Exercise requirements: How many lines in the listing below contain the string "label"? Matching is case-sensitive, and the reply should be only the number.

Supplied data:
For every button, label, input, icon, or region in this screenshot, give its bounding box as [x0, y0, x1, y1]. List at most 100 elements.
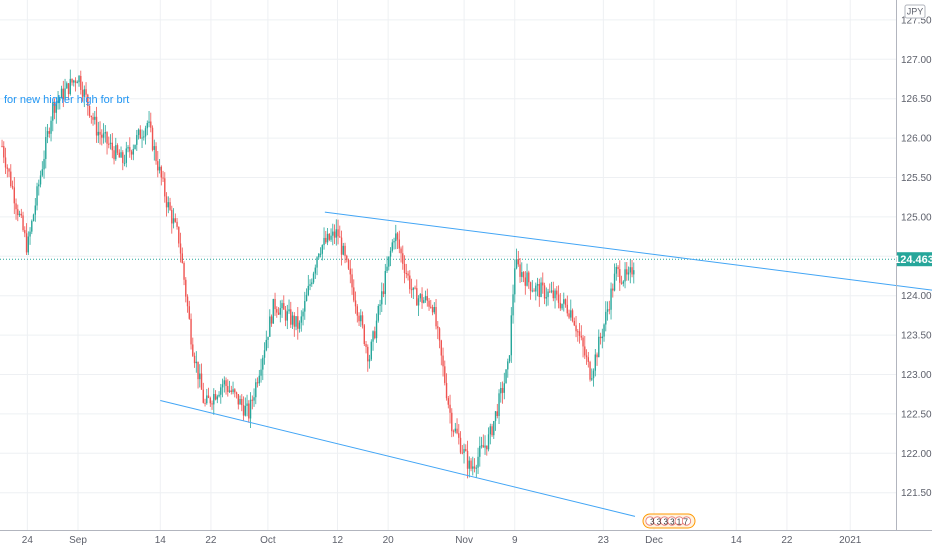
- candle: [251, 395, 253, 410]
- time-axis[interactable]: 24 Sep 14 22 Oct 12 20 Nov 9 23 Dec 14 22 2021: [0, 530, 932, 547]
- candle: [134, 144, 136, 150]
- candle: [225, 377, 227, 395]
- candle: [213, 388, 215, 415]
- candle: [228, 380, 231, 394]
- candle: [428, 297, 430, 311]
- candle: [419, 293, 421, 302]
- candle: [181, 247, 183, 264]
- candle: [144, 125, 147, 145]
- candle: [522, 271, 525, 283]
- candle: [255, 378, 257, 405]
- candle: [433, 302, 435, 315]
- candle: [283, 295, 285, 310]
- candle: [410, 278, 413, 298]
- candle: [32, 213, 35, 222]
- candle: [239, 395, 241, 405]
- candle: [43, 150, 45, 179]
- time-tick-label: 24: [22, 535, 34, 546]
- candle: [549, 283, 551, 293]
- price-tick-label: 123.500: [901, 331, 932, 342]
- candle: [379, 299, 381, 315]
- event-badge[interactable]: 3 3 3 3 1 7: [642, 513, 696, 529]
- candle: [571, 308, 574, 323]
- candle: [472, 456, 474, 476]
- candle: [323, 227, 325, 250]
- candle: [403, 255, 406, 284]
- candle: [622, 280, 624, 287]
- price-tick-label: 127.500: [901, 15, 932, 26]
- candle: [76, 80, 78, 84]
- event-icon: [681, 516, 692, 526]
- trendlines[interactable]: [160, 211, 932, 517]
- candle: [633, 262, 635, 284]
- candle: [535, 282, 537, 301]
- candle: [405, 263, 407, 279]
- candle: [46, 124, 49, 144]
- candle: [447, 395, 449, 409]
- candle: [307, 274, 309, 297]
- candle: [568, 309, 570, 320]
- candle: [540, 277, 542, 298]
- candle: [402, 245, 404, 270]
- candle: [395, 224, 397, 250]
- candle: [193, 352, 196, 368]
- time-tick-label: 23: [598, 535, 610, 546]
- price-tick-label: 125.500: [901, 173, 932, 184]
- candle: [316, 256, 318, 276]
- candle: [417, 295, 420, 316]
- annotation-text[interactable]: for new higher high for brt: [4, 94, 129, 106]
- candle: [74, 77, 77, 92]
- candle: [468, 456, 470, 478]
- candle: [314, 264, 316, 279]
- candle: [498, 389, 500, 424]
- candle: [442, 347, 444, 377]
- candle: [59, 96, 61, 110]
- candle: [90, 115, 92, 124]
- candle: [505, 369, 507, 384]
- time-tick-label: 14: [731, 535, 743, 546]
- candle: [256, 377, 259, 388]
- candle: [500, 382, 502, 403]
- candle: [617, 265, 619, 277]
- candle: [356, 304, 358, 323]
- candle: [430, 299, 432, 309]
- candle: [412, 287, 414, 300]
- price-tick-label: 127.000: [901, 55, 932, 66]
- candle: [482, 434, 484, 448]
- candle: [304, 291, 306, 320]
- trendline[interactable]: [160, 400, 636, 517]
- candle: [594, 349, 596, 377]
- candle: [157, 150, 159, 178]
- candle: [237, 394, 239, 410]
- candle: [538, 278, 540, 307]
- candle: [27, 231, 29, 255]
- candle: [230, 385, 232, 395]
- candle: [463, 443, 465, 464]
- candle: [605, 301, 607, 332]
- candle: [246, 394, 248, 417]
- candle: [466, 440, 469, 479]
- candle: [326, 227, 329, 246]
- candle: [627, 266, 630, 281]
- candle: [45, 126, 47, 169]
- candle: [162, 170, 164, 182]
- candle: [190, 313, 192, 350]
- candle: [20, 208, 22, 219]
- current-price-marker: 124.463: [894, 252, 932, 267]
- trendline[interactable]: [324, 211, 932, 291]
- candle: [361, 311, 364, 329]
- price-tick-label: 124.000: [901, 291, 932, 302]
- candle: [613, 263, 616, 292]
- candle: [31, 219, 33, 235]
- candle: [62, 80, 64, 108]
- candle: [526, 263, 528, 287]
- candle: [55, 102, 57, 124]
- candle: [115, 137, 117, 161]
- candle: [209, 396, 211, 407]
- candle: [232, 381, 234, 395]
- candle: [116, 143, 119, 155]
- candle: [165, 192, 168, 217]
- candle: [73, 79, 75, 87]
- candle: [270, 314, 273, 327]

Solution for this problem: 9